## Text extract

Wage Growth vs. Inflation – Have Driver Wages Kept Up?


Have you heard about the latest inflation numbers? Much ink has been spilled over rising prices in recent months, and with good reason. Consumer prices began their ascent in April 2021. Since then, the cost of living has skyrocketed.

Inflation is difficult for everybody to live with. When you aren’t factoring it into business decisions, you’re dealing with it at the gas pump. But how do soaring prices impact drivers specifically? Has driver wage growth kept up with inflation, and what, as employers, can we do to ease the burden?

Consumer prices started heating up in the spring of 2021. By the time 2021 turned into 2022, things started getting out of hand. Prices jumped 6.2% annually in October, 6.8% in November, and 7% in December of 2021. By January, inflation hit 7.5% annual growth, the fastest price expansion since 1982. The biggest contributors were food (7% annual growth), shelter ( a 4.4% increase), used vehicles (40.5% expansion), and fuel costs (a 46.5% jump). The average worker’s wages fell 2.4% over the past year, swallowed up by the rising cost of living.

Modest inflation is a function of a healthy economy. When all is going well, prices rise in small increments over time. In fact, in the United States, the Federal Reserve has historically aimed to maintain 2-3% annual price growth each month. In the United States, with the expectation of the 2008 financial crisis, headline inflation has mostly stayed in positive territory. As long as it isn’t accelerating too quickly, inflation is a good thing.

Generally, we expect wage growth to keep pace with inflation. According to the U.S. Census Bureau, the median family income in 1980 was $21,020. Imagine trying to live on that today!

In 2019, the mean salary in the United States was nearly $52,000. That’s before you account for differences in education level, work experience, or even region of the country. There’s no shortage of jobs with much higher wages than that.

How much have driver wages risen over the past forty years?

## Recorded information
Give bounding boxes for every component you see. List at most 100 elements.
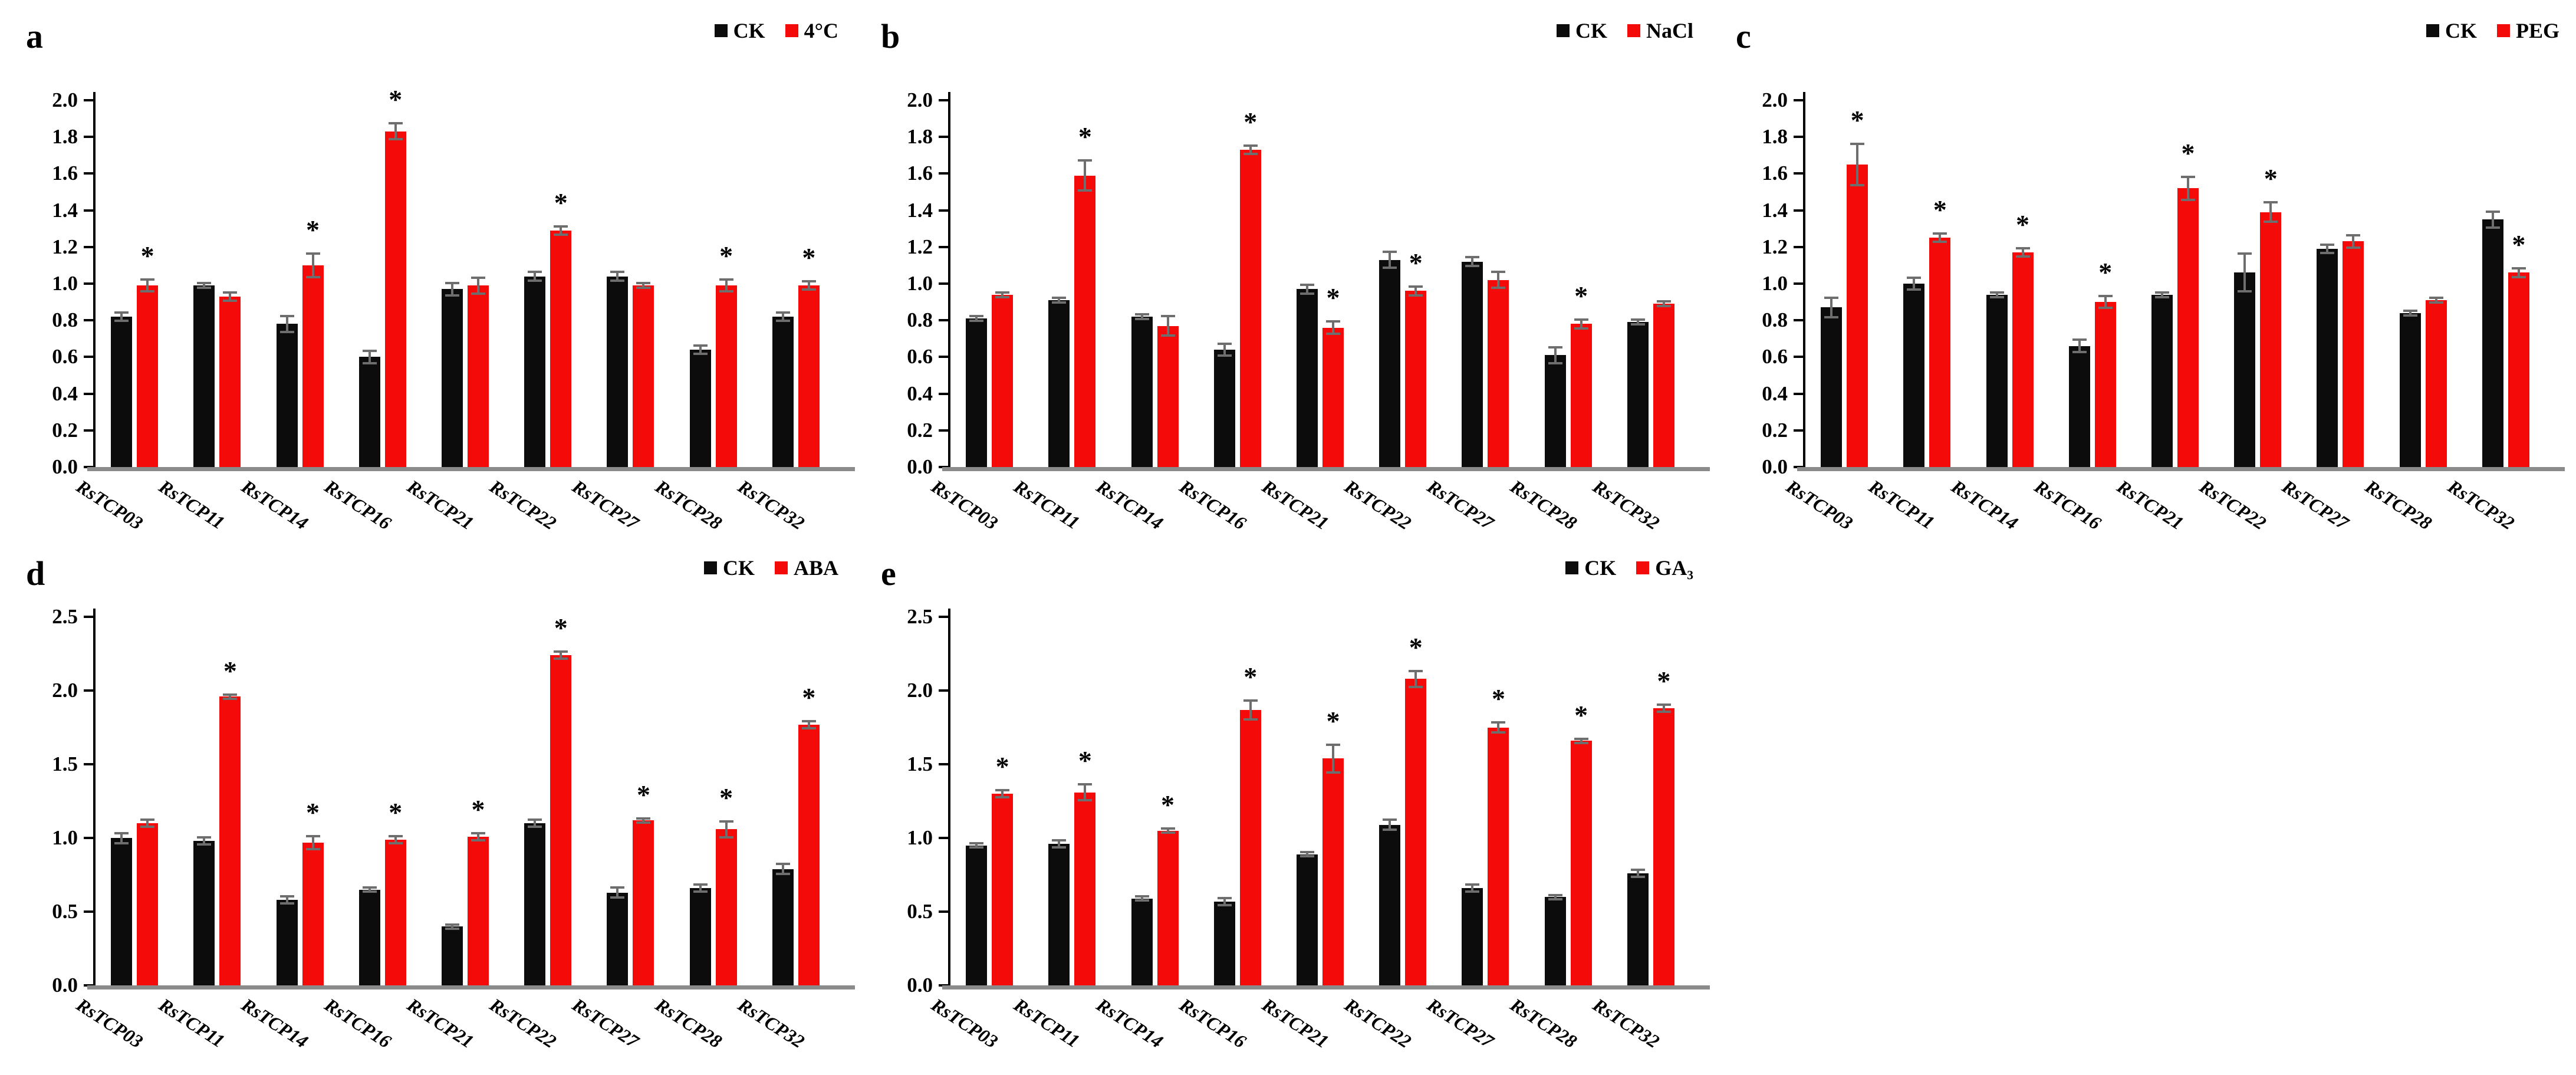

## Task prompt
Write out everything in the driver wages and inflation article from "Wage Growth vs." down to "ease the burden?", word for word.

## Solved exercise
Wage Growth vs. Inflation – Have Driver Wages Kept Up?


Have you heard about the latest inflation numbers? Much ink has been spilled over rising prices in recent months, and with good reason. Consumer prices began their ascent in April 2021. Since then, the cost of living has skyrocketed.

Inflation is difficult for everybody to live with. When you aren’t factoring it into business decisions, you’re dealing with it at the gas pump. But how do soaring prices impact drivers specifically? Has driver wage growth kept up with inflation, and what, as employers, can we do to ease the burden?